(Stored data entries)
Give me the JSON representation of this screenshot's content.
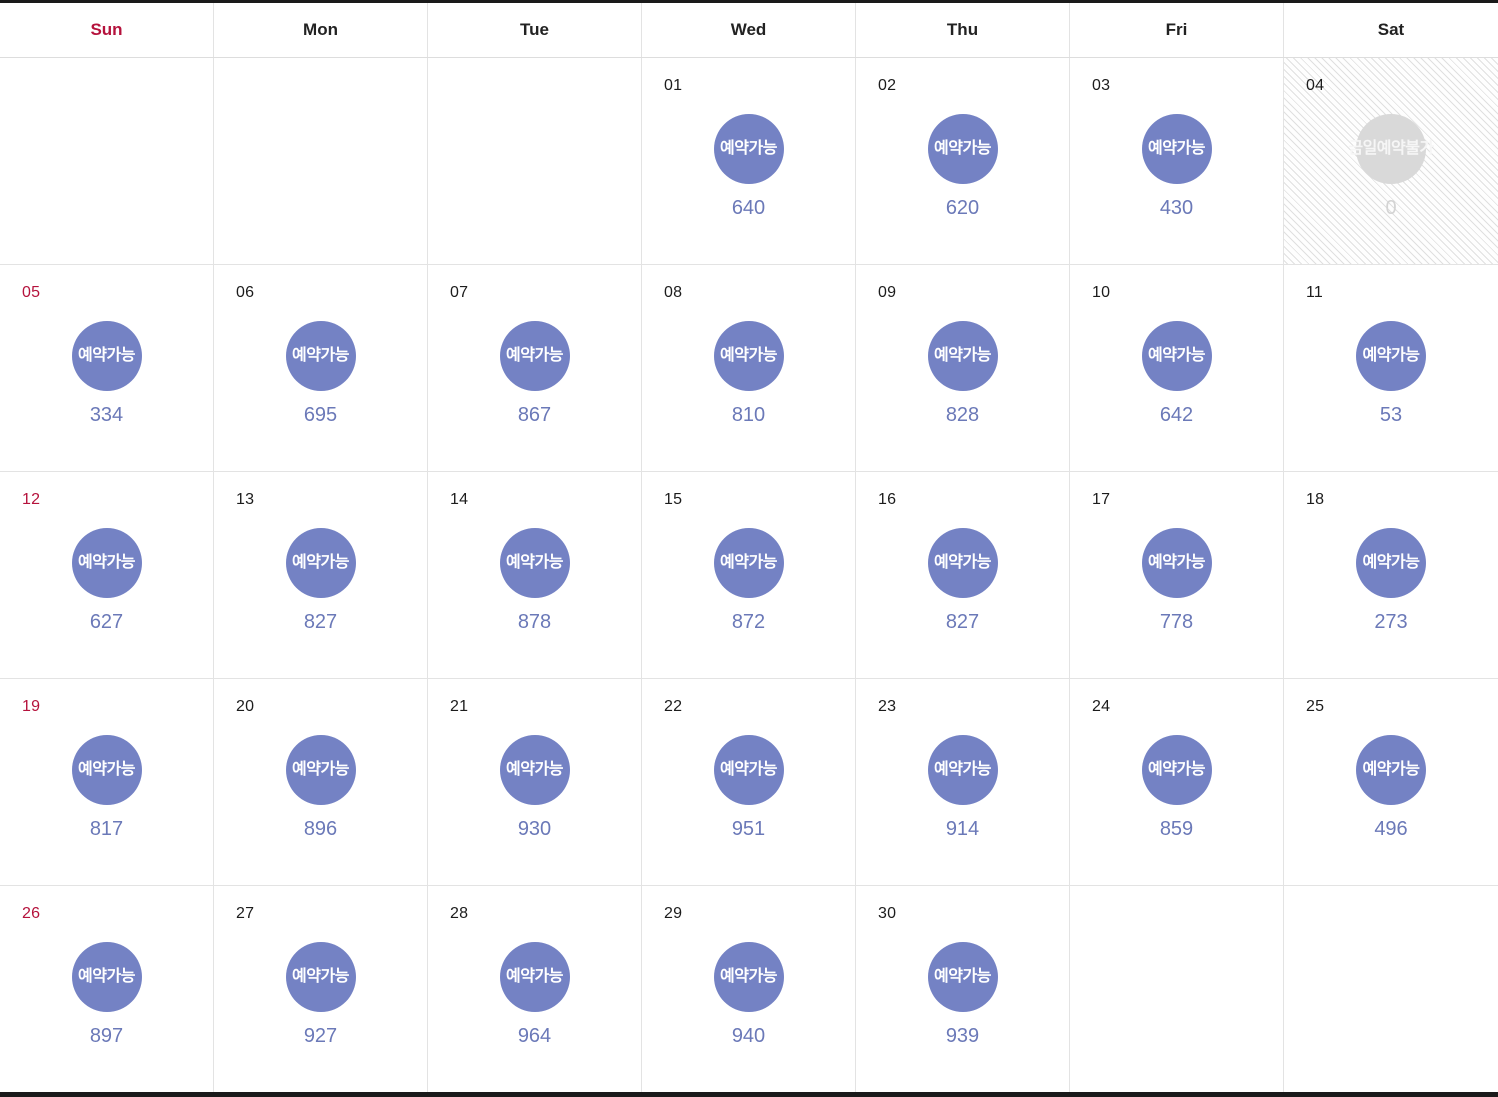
{
  "calendar": {
    "weekday_headers": [
      {
        "label": "Sun",
        "sunday": true
      },
      {
        "label": "Mon",
        "sunday": false
      },
      {
        "label": "Tue",
        "sunday": false
      },
      {
        "label": "Wed",
        "sunday": false
      },
      {
        "label": "Thu",
        "sunday": false
      },
      {
        "label": "Fri",
        "sunday": false
      },
      {
        "label": "Sat",
        "sunday": false
      }
    ],
    "status_labels": {
      "available": "예약가능",
      "unavailable": "금일예약불가"
    },
    "colors": {
      "available_circle": "#7482c4",
      "unavailable_circle": "#d9d9d9",
      "count_text": "#6b79b8",
      "count_text_disabled": "#d4d4d4",
      "sunday_text": "#b5123c",
      "grid_border": "#e3e3e3",
      "outer_border": "#1a1a1a"
    },
    "weeks": [
      [
        {
          "type": "empty"
        },
        {
          "type": "empty"
        },
        {
          "type": "empty"
        },
        {
          "type": "day",
          "day": "01",
          "status": "available",
          "status_label": "예약가능",
          "count": "640",
          "sunday": false
        },
        {
          "type": "day",
          "day": "02",
          "status": "available",
          "status_label": "예약가능",
          "count": "620",
          "sunday": false
        },
        {
          "type": "day",
          "day": "03",
          "status": "available",
          "status_label": "예약가능",
          "count": "430",
          "sunday": false
        },
        {
          "type": "day",
          "day": "04",
          "status": "unavailable",
          "status_label": "금일예약불가",
          "count": "0",
          "sunday": false
        }
      ],
      [
        {
          "type": "day",
          "day": "05",
          "status": "available",
          "status_label": "예약가능",
          "count": "334",
          "sunday": true
        },
        {
          "type": "day",
          "day": "06",
          "status": "available",
          "status_label": "예약가능",
          "count": "695",
          "sunday": false
        },
        {
          "type": "day",
          "day": "07",
          "status": "available",
          "status_label": "예약가능",
          "count": "867",
          "sunday": false
        },
        {
          "type": "day",
          "day": "08",
          "status": "available",
          "status_label": "예약가능",
          "count": "810",
          "sunday": false
        },
        {
          "type": "day",
          "day": "09",
          "status": "available",
          "status_label": "예약가능",
          "count": "828",
          "sunday": false
        },
        {
          "type": "day",
          "day": "10",
          "status": "available",
          "status_label": "예약가능",
          "count": "642",
          "sunday": false
        },
        {
          "type": "day",
          "day": "11",
          "status": "available",
          "status_label": "예약가능",
          "count": "53",
          "sunday": false
        }
      ],
      [
        {
          "type": "day",
          "day": "12",
          "status": "available",
          "status_label": "예약가능",
          "count": "627",
          "sunday": true
        },
        {
          "type": "day",
          "day": "13",
          "status": "available",
          "status_label": "예약가능",
          "count": "827",
          "sunday": false
        },
        {
          "type": "day",
          "day": "14",
          "status": "available",
          "status_label": "예약가능",
          "count": "878",
          "sunday": false
        },
        {
          "type": "day",
          "day": "15",
          "status": "available",
          "status_label": "예약가능",
          "count": "872",
          "sunday": false
        },
        {
          "type": "day",
          "day": "16",
          "status": "available",
          "status_label": "예약가능",
          "count": "827",
          "sunday": false
        },
        {
          "type": "day",
          "day": "17",
          "status": "available",
          "status_label": "예약가능",
          "count": "778",
          "sunday": false
        },
        {
          "type": "day",
          "day": "18",
          "status": "available",
          "status_label": "예약가능",
          "count": "273",
          "sunday": false
        }
      ],
      [
        {
          "type": "day",
          "day": "19",
          "status": "available",
          "status_label": "예약가능",
          "count": "817",
          "sunday": true
        },
        {
          "type": "day",
          "day": "20",
          "status": "available",
          "status_label": "예약가능",
          "count": "896",
          "sunday": false
        },
        {
          "type": "day",
          "day": "21",
          "status": "available",
          "status_label": "예약가능",
          "count": "930",
          "sunday": false
        },
        {
          "type": "day",
          "day": "22",
          "status": "available",
          "status_label": "예약가능",
          "count": "951",
          "sunday": false
        },
        {
          "type": "day",
          "day": "23",
          "status": "available",
          "status_label": "예약가능",
          "count": "914",
          "sunday": false
        },
        {
          "type": "day",
          "day": "24",
          "status": "available",
          "status_label": "예약가능",
          "count": "859",
          "sunday": false
        },
        {
          "type": "day",
          "day": "25",
          "status": "available",
          "status_label": "예약가능",
          "count": "496",
          "sunday": false
        }
      ],
      [
        {
          "type": "day",
          "day": "26",
          "status": "available",
          "status_label": "예약가능",
          "count": "897",
          "sunday": true
        },
        {
          "type": "day",
          "day": "27",
          "status": "available",
          "status_label": "예약가능",
          "count": "927",
          "sunday": false
        },
        {
          "type": "day",
          "day": "28",
          "status": "available",
          "status_label": "예약가능",
          "count": "964",
          "sunday": false
        },
        {
          "type": "day",
          "day": "29",
          "status": "available",
          "status_label": "예약가능",
          "count": "940",
          "sunday": false
        },
        {
          "type": "day",
          "day": "30",
          "status": "available",
          "status_label": "예약가능",
          "count": "939",
          "sunday": false
        },
        {
          "type": "empty"
        },
        {
          "type": "empty"
        }
      ]
    ]
  }
}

Your instructions:
Copy every entry word for word, but omit the pictures.

Answer below:
Give me the JSON representation of this screenshot's content.
{
  "calendar": {
    "weekday_headers": [
      {
        "label": "Sun",
        "sunday": true
      },
      {
        "label": "Mon",
        "sunday": false
      },
      {
        "label": "Tue",
        "sunday": false
      },
      {
        "label": "Wed",
        "sunday": false
      },
      {
        "label": "Thu",
        "sunday": false
      },
      {
        "label": "Fri",
        "sunday": false
      },
      {
        "label": "Sat",
        "sunday": false
      }
    ],
    "status_labels": {
      "available": "예약가능",
      "unavailable": "금일예약불가"
    },
    "colors": {
      "available_circle": "#7482c4",
      "unavailable_circle": "#d9d9d9",
      "count_text": "#6b79b8",
      "count_text_disabled": "#d4d4d4",
      "sunday_text": "#b5123c",
      "grid_border": "#e3e3e3",
      "outer_border": "#1a1a1a"
    },
    "weeks": [
      [
        {
          "type": "empty"
        },
        {
          "type": "empty"
        },
        {
          "type": "empty"
        },
        {
          "type": "day",
          "day": "01",
          "status": "available",
          "status_label": "예약가능",
          "count": "640",
          "sunday": false
        },
        {
          "type": "day",
          "day": "02",
          "status": "available",
          "status_label": "예약가능",
          "count": "620",
          "sunday": false
        },
        {
          "type": "day",
          "day": "03",
          "status": "available",
          "status_label": "예약가능",
          "count": "430",
          "sunday": false
        },
        {
          "type": "day",
          "day": "04",
          "status": "unavailable",
          "status_label": "금일예약불가",
          "count": "0",
          "sunday": false
        }
      ],
      [
        {
          "type": "day",
          "day": "05",
          "status": "available",
          "status_label": "예약가능",
          "count": "334",
          "sunday": true
        },
        {
          "type": "day",
          "day": "06",
          "status": "available",
          "status_label": "예약가능",
          "count": "695",
          "sunday": false
        },
        {
          "type": "day",
          "day": "07",
          "status": "available",
          "status_label": "예약가능",
          "count": "867",
          "sunday": false
        },
        {
          "type": "day",
          "day": "08",
          "status": "available",
          "status_label": "예약가능",
          "count": "810",
          "sunday": false
        },
        {
          "type": "day",
          "day": "09",
          "status": "available",
          "status_label": "예약가능",
          "count": "828",
          "sunday": false
        },
        {
          "type": "day",
          "day": "10",
          "status": "available",
          "status_label": "예약가능",
          "count": "642",
          "sunday": false
        },
        {
          "type": "day",
          "day": "11",
          "status": "available",
          "status_label": "예약가능",
          "count": "53",
          "sunday": false
        }
      ],
      [
        {
          "type": "day",
          "day": "12",
          "status": "available",
          "status_label": "예약가능",
          "count": "627",
          "sunday": true
        },
        {
          "type": "day",
          "day": "13",
          "status": "available",
          "status_label": "예약가능",
          "count": "827",
          "sunday": false
        },
        {
          "type": "day",
          "day": "14",
          "status": "available",
          "status_label": "예약가능",
          "count": "878",
          "sunday": false
        },
        {
          "type": "day",
          "day": "15",
          "status": "available",
          "status_label": "예약가능",
          "count": "872",
          "sunday": false
        },
        {
          "type": "day",
          "day": "16",
          "status": "available",
          "status_label": "예약가능",
          "count": "827",
          "sunday": false
        },
        {
          "type": "day",
          "day": "17",
          "status": "available",
          "status_label": "예약가능",
          "count": "778",
          "sunday": false
        },
        {
          "type": "day",
          "day": "18",
          "status": "available",
          "status_label": "예약가능",
          "count": "273",
          "sunday": false
        }
      ],
      [
        {
          "type": "day",
          "day": "19",
          "status": "available",
          "status_label": "예약가능",
          "count": "817",
          "sunday": true
        },
        {
          "type": "day",
          "day": "20",
          "status": "available",
          "status_label": "예약가능",
          "count": "896",
          "sunday": false
        },
        {
          "type": "day",
          "day": "21",
          "status": "available",
          "status_label": "예약가능",
          "count": "930",
          "sunday": false
        },
        {
          "type": "day",
          "day": "22",
          "status": "available",
          "status_label": "예약가능",
          "count": "951",
          "sunday": false
        },
        {
          "type": "day",
          "day": "23",
          "status": "available",
          "status_label": "예약가능",
          "count": "914",
          "sunday": false
        },
        {
          "type": "day",
          "day": "24",
          "status": "available",
          "status_label": "예약가능",
          "count": "859",
          "sunday": false
        },
        {
          "type": "day",
          "day": "25",
          "status": "available",
          "status_label": "예약가능",
          "count": "496",
          "sunday": false
        }
      ],
      [
        {
          "type": "day",
          "day": "26",
          "status": "available",
          "status_label": "예약가능",
          "count": "897",
          "sunday": true
        },
        {
          "type": "day",
          "day": "27",
          "status": "available",
          "status_label": "예약가능",
          "count": "927",
          "sunday": false
        },
        {
          "type": "day",
          "day": "28",
          "status": "available",
          "status_label": "예약가능",
          "count": "964",
          "sunday": false
        },
        {
          "type": "day",
          "day": "29",
          "status": "available",
          "status_label": "예약가능",
          "count": "940",
          "sunday": false
        },
        {
          "type": "day",
          "day": "30",
          "status": "available",
          "status_label": "예약가능",
          "count": "939",
          "sunday": false
        },
        {
          "type": "empty"
        },
        {
          "type": "empty"
        }
      ]
    ]
  }
}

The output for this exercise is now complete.